■ Exercise brief:
Retype all material exactly. Pictures stay out of the copy.

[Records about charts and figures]
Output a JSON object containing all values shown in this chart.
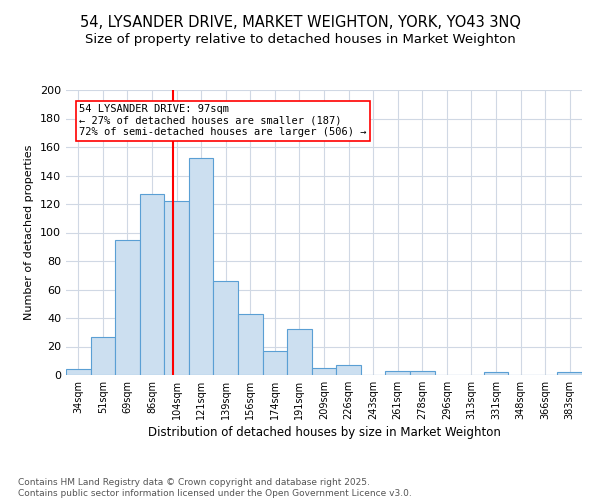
{
  "title_line1": "54, LYSANDER DRIVE, MARKET WEIGHTON, YORK, YO43 3NQ",
  "title_line2": "Size of property relative to detached houses in Market Weighton",
  "xlabel": "Distribution of detached houses by size in Market Weighton",
  "ylabel": "Number of detached properties",
  "bar_color": "#ccdff0",
  "bar_edge_color": "#5a9fd4",
  "grid_color": "#d0d8e4",
  "background_color": "#ffffff",
  "categories": [
    "34sqm",
    "51sqm",
    "69sqm",
    "86sqm",
    "104sqm",
    "121sqm",
    "139sqm",
    "156sqm",
    "174sqm",
    "191sqm",
    "209sqm",
    "226sqm",
    "243sqm",
    "261sqm",
    "278sqm",
    "296sqm",
    "313sqm",
    "331sqm",
    "348sqm",
    "366sqm",
    "383sqm"
  ],
  "values": [
    4,
    27,
    95,
    127,
    122,
    152,
    66,
    43,
    17,
    32,
    5,
    7,
    0,
    3,
    3,
    0,
    0,
    2,
    0,
    0,
    2
  ],
  "ylim": [
    0,
    200
  ],
  "yticks": [
    0,
    20,
    40,
    60,
    80,
    100,
    120,
    140,
    160,
    180,
    200
  ],
  "red_line_x": 3.87,
  "annotation_text": "54 LYSANDER DRIVE: 97sqm\n← 27% of detached houses are smaller (187)\n72% of semi-detached houses are larger (506) →",
  "footer_text": "Contains HM Land Registry data © Crown copyright and database right 2025.\nContains public sector information licensed under the Open Government Licence v3.0.",
  "title_fontsize": 10.5,
  "subtitle_fontsize": 9.5,
  "annotation_fontsize": 7.5,
  "footer_fontsize": 6.5,
  "ylabel_fontsize": 8,
  "xlabel_fontsize": 8.5
}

■ Task answer:
Output a JSON object containing all values shown in this chart.
{
  "title_line1": "54, LYSANDER DRIVE, MARKET WEIGHTON, YORK, YO43 3NQ",
  "title_line2": "Size of property relative to detached houses in Market Weighton",
  "xlabel": "Distribution of detached houses by size in Market Weighton",
  "ylabel": "Number of detached properties",
  "bar_color": "#ccdff0",
  "bar_edge_color": "#5a9fd4",
  "grid_color": "#d0d8e4",
  "background_color": "#ffffff",
  "categories": [
    "34sqm",
    "51sqm",
    "69sqm",
    "86sqm",
    "104sqm",
    "121sqm",
    "139sqm",
    "156sqm",
    "174sqm",
    "191sqm",
    "209sqm",
    "226sqm",
    "243sqm",
    "261sqm",
    "278sqm",
    "296sqm",
    "313sqm",
    "331sqm",
    "348sqm",
    "366sqm",
    "383sqm"
  ],
  "values": [
    4,
    27,
    95,
    127,
    122,
    152,
    66,
    43,
    17,
    32,
    5,
    7,
    0,
    3,
    3,
    0,
    0,
    2,
    0,
    0,
    2
  ],
  "ylim": [
    0,
    200
  ],
  "yticks": [
    0,
    20,
    40,
    60,
    80,
    100,
    120,
    140,
    160,
    180,
    200
  ],
  "red_line_x": 3.87,
  "annotation_text": "54 LYSANDER DRIVE: 97sqm\n← 27% of detached houses are smaller (187)\n72% of semi-detached houses are larger (506) →",
  "footer_text": "Contains HM Land Registry data © Crown copyright and database right 2025.\nContains public sector information licensed under the Open Government Licence v3.0.",
  "title_fontsize": 10.5,
  "subtitle_fontsize": 9.5,
  "annotation_fontsize": 7.5,
  "footer_fontsize": 6.5,
  "ylabel_fontsize": 8,
  "xlabel_fontsize": 8.5
}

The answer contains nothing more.